--- Begin INPUT ---

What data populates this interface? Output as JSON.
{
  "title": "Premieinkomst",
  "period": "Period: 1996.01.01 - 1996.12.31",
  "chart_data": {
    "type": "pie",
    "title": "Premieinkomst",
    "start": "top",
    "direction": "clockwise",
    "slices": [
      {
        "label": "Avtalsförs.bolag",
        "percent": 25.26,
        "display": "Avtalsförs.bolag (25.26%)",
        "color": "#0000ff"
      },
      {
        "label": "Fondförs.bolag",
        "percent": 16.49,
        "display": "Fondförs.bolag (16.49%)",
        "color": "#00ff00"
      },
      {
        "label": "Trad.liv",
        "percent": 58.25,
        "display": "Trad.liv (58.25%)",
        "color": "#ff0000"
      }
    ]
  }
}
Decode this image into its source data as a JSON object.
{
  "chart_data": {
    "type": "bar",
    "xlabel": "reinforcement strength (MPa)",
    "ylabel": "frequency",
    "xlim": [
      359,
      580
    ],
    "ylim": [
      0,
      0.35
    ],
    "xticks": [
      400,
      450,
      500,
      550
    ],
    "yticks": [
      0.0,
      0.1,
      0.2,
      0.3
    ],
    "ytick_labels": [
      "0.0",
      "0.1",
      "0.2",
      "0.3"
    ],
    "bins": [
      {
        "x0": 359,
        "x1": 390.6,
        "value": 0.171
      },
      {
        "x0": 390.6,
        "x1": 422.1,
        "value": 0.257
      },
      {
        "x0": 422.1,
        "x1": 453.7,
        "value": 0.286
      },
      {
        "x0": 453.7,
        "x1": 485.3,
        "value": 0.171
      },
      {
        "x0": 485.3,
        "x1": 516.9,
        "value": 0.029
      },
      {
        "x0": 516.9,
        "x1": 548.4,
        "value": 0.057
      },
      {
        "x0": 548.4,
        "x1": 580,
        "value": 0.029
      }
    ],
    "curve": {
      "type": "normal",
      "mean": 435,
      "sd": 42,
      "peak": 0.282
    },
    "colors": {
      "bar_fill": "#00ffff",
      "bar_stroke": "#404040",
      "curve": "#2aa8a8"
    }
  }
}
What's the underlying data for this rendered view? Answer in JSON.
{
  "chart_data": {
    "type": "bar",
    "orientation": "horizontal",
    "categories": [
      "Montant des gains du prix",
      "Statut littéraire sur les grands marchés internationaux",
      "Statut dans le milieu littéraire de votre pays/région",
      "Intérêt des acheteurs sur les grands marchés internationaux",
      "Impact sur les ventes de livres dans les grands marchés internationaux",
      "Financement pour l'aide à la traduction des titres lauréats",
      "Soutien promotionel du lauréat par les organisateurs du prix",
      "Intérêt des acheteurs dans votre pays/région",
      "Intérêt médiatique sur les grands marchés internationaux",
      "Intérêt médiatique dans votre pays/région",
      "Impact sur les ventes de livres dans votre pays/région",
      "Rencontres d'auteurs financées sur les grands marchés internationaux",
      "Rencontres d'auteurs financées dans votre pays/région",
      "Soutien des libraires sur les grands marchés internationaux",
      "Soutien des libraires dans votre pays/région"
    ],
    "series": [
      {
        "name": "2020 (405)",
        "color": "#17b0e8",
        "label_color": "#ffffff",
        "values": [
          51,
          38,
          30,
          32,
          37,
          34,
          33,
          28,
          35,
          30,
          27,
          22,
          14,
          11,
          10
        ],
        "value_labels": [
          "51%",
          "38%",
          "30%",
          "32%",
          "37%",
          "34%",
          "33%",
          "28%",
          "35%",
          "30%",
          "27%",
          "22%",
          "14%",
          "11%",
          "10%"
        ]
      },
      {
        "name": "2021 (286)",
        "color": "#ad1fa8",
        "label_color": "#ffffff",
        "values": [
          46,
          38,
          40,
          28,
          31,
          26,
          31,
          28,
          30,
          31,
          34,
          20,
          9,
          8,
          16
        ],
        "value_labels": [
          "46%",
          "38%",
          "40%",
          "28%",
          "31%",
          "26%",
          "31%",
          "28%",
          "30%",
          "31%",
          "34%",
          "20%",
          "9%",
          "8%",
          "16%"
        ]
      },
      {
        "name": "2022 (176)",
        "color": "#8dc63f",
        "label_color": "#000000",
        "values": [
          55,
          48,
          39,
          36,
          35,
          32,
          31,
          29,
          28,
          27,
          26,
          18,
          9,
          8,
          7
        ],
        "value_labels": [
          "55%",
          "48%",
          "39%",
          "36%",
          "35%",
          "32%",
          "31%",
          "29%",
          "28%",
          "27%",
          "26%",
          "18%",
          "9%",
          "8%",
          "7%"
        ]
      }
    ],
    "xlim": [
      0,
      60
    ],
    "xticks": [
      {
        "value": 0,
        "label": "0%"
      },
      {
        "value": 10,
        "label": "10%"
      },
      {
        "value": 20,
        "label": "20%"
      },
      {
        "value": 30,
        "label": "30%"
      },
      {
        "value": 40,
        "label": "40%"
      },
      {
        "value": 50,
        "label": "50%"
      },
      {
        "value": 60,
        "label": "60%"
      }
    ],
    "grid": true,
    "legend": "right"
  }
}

--- End INPUT ---

Copy each line of the records above that carries the word "financées".

      "Rencontres d'auteurs financées sur les grands marchés internationaux",
      "Rencontres d'auteurs financées dans votre pays/région",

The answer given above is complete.